[Figure dataset records]
## Begin

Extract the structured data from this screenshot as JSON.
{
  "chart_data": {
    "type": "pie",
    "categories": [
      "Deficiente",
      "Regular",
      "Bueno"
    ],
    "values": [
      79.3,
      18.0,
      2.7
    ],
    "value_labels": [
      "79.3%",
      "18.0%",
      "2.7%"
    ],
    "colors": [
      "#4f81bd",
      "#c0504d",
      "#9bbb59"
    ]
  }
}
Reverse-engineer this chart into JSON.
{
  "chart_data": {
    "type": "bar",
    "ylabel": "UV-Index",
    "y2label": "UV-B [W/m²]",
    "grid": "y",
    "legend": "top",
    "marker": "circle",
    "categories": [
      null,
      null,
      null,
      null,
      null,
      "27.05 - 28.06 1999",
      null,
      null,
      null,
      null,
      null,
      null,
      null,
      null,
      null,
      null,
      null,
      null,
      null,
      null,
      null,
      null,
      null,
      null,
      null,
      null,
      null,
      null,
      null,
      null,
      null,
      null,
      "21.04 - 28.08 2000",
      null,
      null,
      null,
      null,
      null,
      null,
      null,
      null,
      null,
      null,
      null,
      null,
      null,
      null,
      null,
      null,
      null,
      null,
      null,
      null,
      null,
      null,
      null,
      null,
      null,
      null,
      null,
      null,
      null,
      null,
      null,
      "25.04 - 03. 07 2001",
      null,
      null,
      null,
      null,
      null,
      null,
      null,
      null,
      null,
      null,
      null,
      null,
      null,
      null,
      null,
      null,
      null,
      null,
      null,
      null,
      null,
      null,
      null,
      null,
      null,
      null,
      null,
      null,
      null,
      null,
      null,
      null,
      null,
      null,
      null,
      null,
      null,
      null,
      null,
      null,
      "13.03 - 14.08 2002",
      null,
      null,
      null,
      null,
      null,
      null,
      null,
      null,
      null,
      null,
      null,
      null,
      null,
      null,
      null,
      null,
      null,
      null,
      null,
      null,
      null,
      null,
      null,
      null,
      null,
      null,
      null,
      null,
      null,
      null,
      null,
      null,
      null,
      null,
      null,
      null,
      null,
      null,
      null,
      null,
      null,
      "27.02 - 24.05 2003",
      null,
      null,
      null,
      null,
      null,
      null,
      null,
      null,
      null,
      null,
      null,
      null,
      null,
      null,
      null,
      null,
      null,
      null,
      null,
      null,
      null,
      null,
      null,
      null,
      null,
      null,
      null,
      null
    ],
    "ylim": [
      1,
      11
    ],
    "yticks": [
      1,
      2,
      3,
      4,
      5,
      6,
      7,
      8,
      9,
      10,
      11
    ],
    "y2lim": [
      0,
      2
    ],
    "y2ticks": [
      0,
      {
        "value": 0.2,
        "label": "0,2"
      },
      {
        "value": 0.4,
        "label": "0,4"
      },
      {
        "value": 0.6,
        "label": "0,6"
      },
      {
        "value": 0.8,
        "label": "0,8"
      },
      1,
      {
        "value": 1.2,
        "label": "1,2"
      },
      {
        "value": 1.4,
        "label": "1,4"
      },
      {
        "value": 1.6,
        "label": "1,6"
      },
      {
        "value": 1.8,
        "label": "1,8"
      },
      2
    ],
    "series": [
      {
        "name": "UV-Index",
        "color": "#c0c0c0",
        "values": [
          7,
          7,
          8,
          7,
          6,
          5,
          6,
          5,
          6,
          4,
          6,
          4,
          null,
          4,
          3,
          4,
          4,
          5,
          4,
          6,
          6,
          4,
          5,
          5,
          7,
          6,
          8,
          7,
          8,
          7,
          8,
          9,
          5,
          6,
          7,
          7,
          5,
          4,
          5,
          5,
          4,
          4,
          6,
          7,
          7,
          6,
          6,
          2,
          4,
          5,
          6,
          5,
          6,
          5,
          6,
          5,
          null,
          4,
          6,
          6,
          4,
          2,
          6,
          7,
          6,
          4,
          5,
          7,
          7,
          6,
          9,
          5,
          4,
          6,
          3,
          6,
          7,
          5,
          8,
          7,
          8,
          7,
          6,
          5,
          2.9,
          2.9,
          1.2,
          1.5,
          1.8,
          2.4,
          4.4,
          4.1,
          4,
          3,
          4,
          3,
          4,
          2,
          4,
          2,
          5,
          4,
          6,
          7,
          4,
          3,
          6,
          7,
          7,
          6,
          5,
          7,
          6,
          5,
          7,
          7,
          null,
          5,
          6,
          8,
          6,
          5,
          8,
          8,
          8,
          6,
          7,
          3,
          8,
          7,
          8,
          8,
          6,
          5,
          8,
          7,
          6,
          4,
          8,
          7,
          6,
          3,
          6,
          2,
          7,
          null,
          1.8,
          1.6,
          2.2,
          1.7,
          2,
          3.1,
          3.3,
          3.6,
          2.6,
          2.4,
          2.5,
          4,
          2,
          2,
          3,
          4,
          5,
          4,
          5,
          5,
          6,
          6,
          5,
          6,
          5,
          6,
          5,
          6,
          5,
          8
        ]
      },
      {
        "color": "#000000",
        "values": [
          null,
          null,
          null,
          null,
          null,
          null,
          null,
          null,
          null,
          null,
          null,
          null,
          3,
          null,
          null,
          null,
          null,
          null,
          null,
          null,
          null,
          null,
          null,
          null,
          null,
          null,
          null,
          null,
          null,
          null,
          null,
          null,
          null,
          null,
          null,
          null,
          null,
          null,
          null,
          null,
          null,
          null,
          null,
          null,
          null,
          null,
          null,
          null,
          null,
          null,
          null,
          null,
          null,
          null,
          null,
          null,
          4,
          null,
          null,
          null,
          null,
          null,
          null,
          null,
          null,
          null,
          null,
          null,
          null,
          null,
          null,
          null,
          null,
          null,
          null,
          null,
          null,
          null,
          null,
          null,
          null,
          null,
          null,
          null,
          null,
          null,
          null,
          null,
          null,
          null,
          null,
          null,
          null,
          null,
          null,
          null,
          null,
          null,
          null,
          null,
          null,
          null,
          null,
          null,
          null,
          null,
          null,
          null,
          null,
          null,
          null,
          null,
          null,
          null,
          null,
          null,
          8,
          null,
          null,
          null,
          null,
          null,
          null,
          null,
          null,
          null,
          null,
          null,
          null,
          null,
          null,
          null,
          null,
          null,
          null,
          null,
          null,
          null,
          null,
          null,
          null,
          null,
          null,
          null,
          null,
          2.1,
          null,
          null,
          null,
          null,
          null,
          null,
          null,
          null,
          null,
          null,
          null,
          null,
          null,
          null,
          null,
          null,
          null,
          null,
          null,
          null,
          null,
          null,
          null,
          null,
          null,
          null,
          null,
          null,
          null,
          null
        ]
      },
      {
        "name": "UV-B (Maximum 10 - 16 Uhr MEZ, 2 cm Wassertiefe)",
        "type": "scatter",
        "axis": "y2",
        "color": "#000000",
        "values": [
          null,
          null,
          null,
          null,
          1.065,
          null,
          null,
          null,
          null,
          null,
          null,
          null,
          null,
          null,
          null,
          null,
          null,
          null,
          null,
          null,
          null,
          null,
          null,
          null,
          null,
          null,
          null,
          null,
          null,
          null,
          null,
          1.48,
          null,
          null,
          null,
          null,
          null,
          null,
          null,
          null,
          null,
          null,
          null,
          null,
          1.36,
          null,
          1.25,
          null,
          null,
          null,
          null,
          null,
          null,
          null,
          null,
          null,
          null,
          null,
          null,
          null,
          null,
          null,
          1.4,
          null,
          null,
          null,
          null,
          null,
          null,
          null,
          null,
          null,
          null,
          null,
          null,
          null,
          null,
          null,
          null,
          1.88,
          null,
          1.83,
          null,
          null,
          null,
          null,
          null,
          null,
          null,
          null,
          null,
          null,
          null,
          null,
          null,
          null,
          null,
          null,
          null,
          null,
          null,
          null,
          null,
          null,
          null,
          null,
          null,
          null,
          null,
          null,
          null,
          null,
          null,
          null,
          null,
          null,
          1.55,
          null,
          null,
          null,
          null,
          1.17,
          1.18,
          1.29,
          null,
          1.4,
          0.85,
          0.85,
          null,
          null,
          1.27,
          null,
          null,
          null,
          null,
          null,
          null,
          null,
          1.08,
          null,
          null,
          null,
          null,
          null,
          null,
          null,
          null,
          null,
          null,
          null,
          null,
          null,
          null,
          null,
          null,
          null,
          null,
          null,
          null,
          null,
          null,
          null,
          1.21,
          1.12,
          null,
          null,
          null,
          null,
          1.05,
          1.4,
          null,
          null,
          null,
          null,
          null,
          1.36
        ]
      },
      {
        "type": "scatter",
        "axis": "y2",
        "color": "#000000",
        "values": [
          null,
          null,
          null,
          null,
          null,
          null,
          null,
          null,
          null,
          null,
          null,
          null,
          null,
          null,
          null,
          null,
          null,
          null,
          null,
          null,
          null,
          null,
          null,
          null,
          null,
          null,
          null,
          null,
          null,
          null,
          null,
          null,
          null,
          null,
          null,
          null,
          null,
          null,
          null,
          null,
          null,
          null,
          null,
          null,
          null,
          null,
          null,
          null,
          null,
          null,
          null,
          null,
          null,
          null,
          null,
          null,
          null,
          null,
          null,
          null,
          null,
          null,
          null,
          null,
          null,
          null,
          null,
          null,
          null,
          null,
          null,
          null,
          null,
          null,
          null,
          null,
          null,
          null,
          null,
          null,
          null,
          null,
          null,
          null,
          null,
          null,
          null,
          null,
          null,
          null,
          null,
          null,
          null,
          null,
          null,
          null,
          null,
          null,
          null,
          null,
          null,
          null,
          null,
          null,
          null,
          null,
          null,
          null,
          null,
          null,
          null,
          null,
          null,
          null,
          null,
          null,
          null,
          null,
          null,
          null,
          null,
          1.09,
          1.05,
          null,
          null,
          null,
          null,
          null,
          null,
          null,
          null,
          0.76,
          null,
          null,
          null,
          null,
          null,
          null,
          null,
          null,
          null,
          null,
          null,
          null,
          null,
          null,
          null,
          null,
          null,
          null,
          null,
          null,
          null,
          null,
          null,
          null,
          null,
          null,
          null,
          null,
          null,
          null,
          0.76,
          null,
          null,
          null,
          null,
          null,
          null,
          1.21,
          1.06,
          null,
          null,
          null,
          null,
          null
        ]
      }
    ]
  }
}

## End

▸ EXERCISE OBJECTIVE:
Copy out every line from the records that has the word "JSON".

▸ RESULT BELOW:
Extract the structured data from this screenshot as JSON.
Reverse-engineer this chart into JSON.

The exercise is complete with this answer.